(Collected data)
[start]

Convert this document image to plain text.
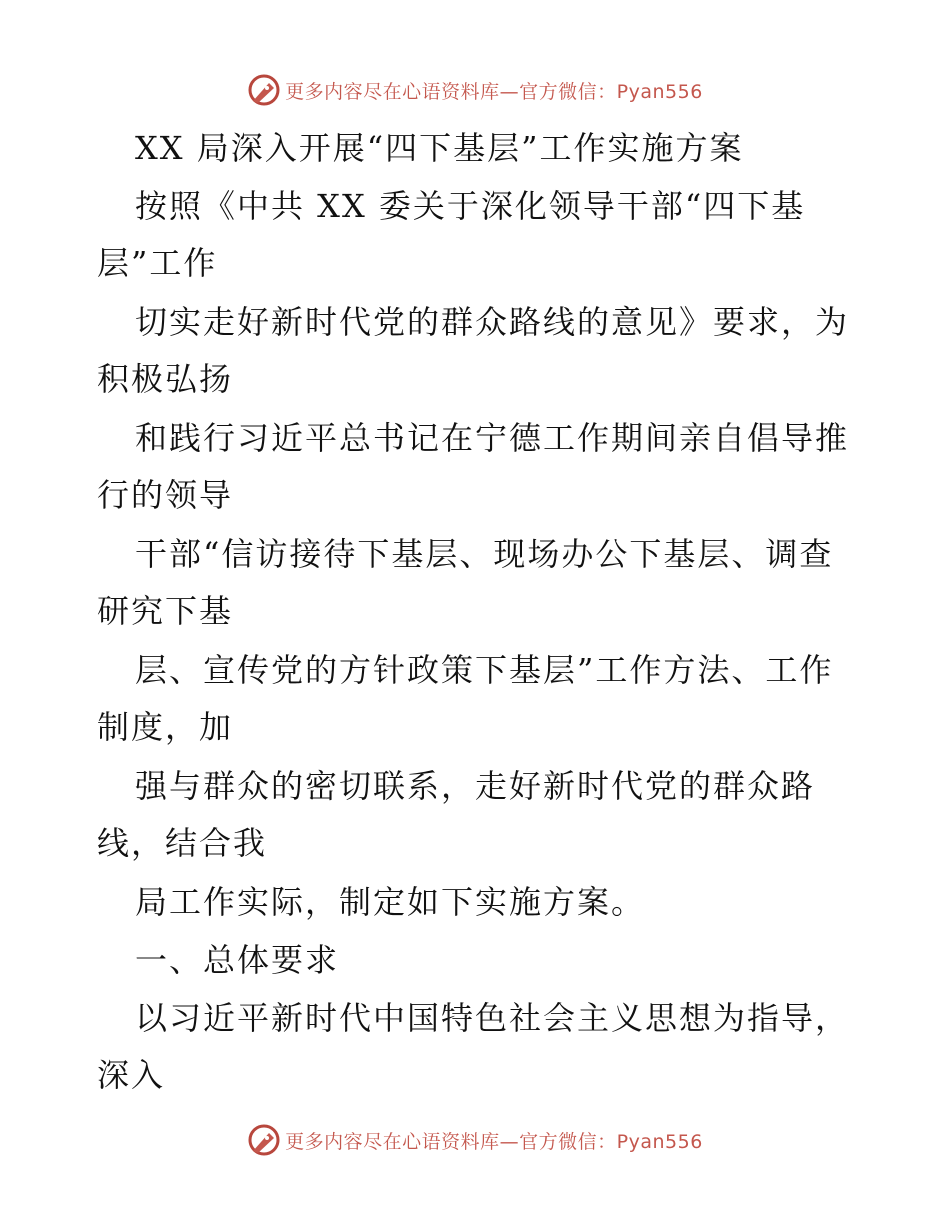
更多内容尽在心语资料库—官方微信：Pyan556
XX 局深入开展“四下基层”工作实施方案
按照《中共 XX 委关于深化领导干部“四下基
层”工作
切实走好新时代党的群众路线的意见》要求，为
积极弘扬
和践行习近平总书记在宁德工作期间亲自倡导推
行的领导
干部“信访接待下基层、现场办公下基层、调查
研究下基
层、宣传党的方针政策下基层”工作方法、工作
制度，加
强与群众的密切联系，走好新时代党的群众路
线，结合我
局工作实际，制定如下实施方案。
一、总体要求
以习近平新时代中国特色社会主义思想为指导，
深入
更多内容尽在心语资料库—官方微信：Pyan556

[end]

Set down the lines of the records above exactly, apart from the pictures.

Convert this document image to plain text.
更多内容尽在心语资料库—官方微信：Pyan556
XX 局深入开展“四下基层”工作实施方案
按照《中共 XX 委关于深化领导干部“四下基
层”工作
切实走好新时代党的群众路线的意见》要求，为
积极弘扬
和践行习近平总书记在宁德工作期间亲自倡导推
行的领导
干部“信访接待下基层、现场办公下基层、调查
研究下基
层、宣传党的方针政策下基层”工作方法、工作
制度，加
强与群众的密切联系，走好新时代党的群众路
线，结合我
局工作实际，制定如下实施方案。
一、总体要求
以习近平新时代中国特色社会主义思想为指导，
深入
更多内容尽在心语资料库—官方微信：Pyan556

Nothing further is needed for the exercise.